* _DATA RECORDS_
»»
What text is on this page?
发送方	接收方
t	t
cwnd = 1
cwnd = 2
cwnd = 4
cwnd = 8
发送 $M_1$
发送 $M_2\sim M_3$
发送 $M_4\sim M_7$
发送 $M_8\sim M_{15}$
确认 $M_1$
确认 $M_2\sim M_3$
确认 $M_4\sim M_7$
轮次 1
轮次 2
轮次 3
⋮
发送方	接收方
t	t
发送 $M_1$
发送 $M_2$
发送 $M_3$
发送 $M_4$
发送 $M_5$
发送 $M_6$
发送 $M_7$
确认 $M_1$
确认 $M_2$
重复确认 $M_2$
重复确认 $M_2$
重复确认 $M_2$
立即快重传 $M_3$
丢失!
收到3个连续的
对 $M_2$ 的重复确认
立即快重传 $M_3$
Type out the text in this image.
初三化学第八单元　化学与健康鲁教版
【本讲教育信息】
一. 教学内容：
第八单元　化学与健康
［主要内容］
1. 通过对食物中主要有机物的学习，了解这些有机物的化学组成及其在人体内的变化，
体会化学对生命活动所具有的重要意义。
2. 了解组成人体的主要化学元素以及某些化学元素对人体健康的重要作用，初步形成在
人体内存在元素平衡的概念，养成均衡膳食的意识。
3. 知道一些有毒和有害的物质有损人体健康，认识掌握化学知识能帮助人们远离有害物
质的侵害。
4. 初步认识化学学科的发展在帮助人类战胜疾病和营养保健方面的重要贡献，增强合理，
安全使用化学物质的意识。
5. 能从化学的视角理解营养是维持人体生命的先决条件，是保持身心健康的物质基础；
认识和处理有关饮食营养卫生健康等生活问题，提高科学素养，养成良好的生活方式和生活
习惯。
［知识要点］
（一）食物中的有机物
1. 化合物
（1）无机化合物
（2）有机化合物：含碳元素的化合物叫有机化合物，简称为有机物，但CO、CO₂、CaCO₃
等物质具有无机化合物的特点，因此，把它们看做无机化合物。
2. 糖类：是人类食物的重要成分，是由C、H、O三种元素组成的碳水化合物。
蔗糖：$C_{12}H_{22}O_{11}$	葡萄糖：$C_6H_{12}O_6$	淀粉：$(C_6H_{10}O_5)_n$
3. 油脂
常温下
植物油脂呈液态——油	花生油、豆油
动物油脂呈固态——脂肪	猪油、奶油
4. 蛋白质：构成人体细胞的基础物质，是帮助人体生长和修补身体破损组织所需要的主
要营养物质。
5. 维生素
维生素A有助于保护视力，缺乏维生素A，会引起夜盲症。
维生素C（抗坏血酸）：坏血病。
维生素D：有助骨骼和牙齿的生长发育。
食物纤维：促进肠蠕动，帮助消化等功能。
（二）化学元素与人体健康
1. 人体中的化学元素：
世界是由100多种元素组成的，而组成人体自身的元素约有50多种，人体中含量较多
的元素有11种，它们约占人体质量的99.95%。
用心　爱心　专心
««
* _TO DO_
Please copy out each record, character for character.

* _COMPLETE OUTPUT_
What text is on this page?
发送方	接收方
t	t
cwnd = 1
cwnd = 2
cwnd = 4
cwnd = 8
发送 $M_1$
发送 $M_2\sim M_3$
发送 $M_4\sim M_7$
发送 $M_8\sim M_{15}$
确认 $M_1$
确认 $M_2\sim M_3$
确认 $M_4\sim M_7$
轮次 1
轮次 2
轮次 3
⋮
发送方	接收方
t	t
发送 $M_1$
发送 $M_2$
发送 $M_3$
发送 $M_4$
发送 $M_5$
发送 $M_6$
发送 $M_7$
确认 $M_1$
确认 $M_2$
重复确认 $M_2$
重复确认 $M_2$
重复确认 $M_2$
立即快重传 $M_3$
丢失!
收到3个连续的
对 $M_2$ 的重复确认
立即快重传 $M_3$
Type out the text in this image.
初三化学第八单元　化学与健康鲁教版
【本讲教育信息】
一. 教学内容：
第八单元　化学与健康
［主要内容］
1. 通过对食物中主要有机物的学习，了解这些有机物的化学组成及其在人体内的变化，
体会化学对生命活动所具有的重要意义。
2. 了解组成人体的主要化学元素以及某些化学元素对人体健康的重要作用，初步形成在
人体内存在元素平衡的概念，养成均衡膳食的意识。
3. 知道一些有毒和有害的物质有损人体健康，认识掌握化学知识能帮助人们远离有害物
质的侵害。
4. 初步认识化学学科的发展在帮助人类战胜疾病和营养保健方面的重要贡献，增强合理，
安全使用化学物质的意识。
5. 能从化学的视角理解营养是维持人体生命的先决条件，是保持身心健康的物质基础；
认识和处理有关饮食营养卫生健康等生活问题，提高科学素养，养成良好的生活方式和生活
习惯。
［知识要点］
（一）食物中的有机物
1. 化合物
（1）无机化合物
（2）有机化合物：含碳元素的化合物叫有机化合物，简称为有机物，但CO、CO₂、CaCO₃
等物质具有无机化合物的特点，因此，把它们看做无机化合物。
2. 糖类：是人类食物的重要成分，是由C、H、O三种元素组成的碳水化合物。
蔗糖：$C_{12}H_{22}O_{11}$	葡萄糖：$C_6H_{12}O_6$	淀粉：$(C_6H_{10}O_5)_n$
3. 油脂
常温下
植物油脂呈液态——油	花生油、豆油
动物油脂呈固态——脂肪	猪油、奶油
4. 蛋白质：构成人体细胞的基础物质，是帮助人体生长和修补身体破损组织所需要的主
要营养物质。
5. 维生素
维生素A有助于保护视力，缺乏维生素A，会引起夜盲症。
维生素C（抗坏血酸）：坏血病。
维生素D：有助骨骼和牙齿的生长发育。
食物纤维：促进肠蠕动，帮助消化等功能。
（二）化学元素与人体健康
1. 人体中的化学元素：
世界是由100多种元素组成的，而组成人体自身的元素约有50多种，人体中含量较多
的元素有11种，它们约占人体质量的99.95%。
用心　爱心　专心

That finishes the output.